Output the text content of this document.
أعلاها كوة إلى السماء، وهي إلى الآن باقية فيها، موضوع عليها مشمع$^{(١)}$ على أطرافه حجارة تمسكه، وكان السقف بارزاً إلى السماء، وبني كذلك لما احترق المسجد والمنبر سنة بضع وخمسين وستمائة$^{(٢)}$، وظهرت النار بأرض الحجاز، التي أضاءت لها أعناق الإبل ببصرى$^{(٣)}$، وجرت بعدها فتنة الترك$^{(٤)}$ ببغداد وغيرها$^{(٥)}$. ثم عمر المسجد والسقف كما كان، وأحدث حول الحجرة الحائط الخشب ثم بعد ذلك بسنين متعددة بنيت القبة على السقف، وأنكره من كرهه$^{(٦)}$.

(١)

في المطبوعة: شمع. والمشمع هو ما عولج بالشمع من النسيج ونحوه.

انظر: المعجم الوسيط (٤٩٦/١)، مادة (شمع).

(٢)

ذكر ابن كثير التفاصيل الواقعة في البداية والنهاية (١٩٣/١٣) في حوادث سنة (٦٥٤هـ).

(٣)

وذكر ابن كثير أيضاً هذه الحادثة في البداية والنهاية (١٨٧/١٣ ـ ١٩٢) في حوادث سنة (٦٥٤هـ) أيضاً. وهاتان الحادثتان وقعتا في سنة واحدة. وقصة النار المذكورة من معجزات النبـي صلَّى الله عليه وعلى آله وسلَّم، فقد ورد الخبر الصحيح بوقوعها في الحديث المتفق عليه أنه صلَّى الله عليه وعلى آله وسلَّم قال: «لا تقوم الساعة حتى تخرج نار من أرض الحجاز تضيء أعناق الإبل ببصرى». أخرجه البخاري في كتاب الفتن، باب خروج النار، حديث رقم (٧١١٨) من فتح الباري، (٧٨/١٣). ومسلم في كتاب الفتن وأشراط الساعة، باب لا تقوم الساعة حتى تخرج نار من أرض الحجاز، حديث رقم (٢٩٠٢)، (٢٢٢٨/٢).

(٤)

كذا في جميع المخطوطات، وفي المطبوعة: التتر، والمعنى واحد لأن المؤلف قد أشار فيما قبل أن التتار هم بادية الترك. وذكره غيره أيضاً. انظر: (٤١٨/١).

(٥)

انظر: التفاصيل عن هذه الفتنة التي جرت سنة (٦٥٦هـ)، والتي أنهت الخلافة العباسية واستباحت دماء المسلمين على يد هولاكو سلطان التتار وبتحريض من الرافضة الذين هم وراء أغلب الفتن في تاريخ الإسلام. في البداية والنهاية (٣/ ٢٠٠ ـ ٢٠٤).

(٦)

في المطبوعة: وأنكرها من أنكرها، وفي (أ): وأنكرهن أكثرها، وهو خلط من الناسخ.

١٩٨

◆ ◆ ◆ ◆ ◆

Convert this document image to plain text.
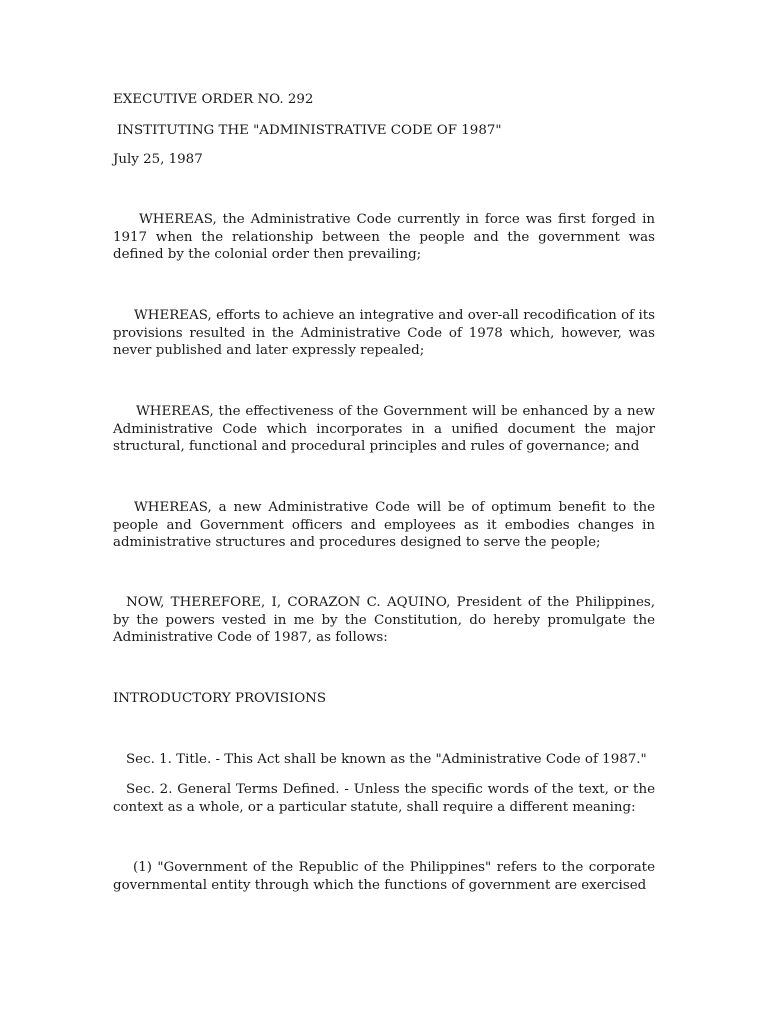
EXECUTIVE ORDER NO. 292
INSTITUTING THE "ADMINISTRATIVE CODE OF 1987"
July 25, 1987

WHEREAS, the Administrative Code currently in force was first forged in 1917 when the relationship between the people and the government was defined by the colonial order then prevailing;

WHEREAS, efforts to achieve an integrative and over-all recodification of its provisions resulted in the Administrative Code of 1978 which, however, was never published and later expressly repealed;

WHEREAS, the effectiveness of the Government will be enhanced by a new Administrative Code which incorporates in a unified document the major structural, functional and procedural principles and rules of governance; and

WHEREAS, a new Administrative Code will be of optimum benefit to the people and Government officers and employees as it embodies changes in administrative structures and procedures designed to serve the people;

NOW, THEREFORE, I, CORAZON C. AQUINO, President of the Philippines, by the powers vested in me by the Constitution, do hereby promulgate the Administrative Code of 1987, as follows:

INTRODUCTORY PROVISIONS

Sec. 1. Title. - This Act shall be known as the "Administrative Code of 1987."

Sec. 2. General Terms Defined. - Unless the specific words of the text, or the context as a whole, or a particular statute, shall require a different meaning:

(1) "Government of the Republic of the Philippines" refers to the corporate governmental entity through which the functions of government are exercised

◆ ◆ ◆ ◆ ◆

Return solely the number of lines in the data that include the word "التي".

2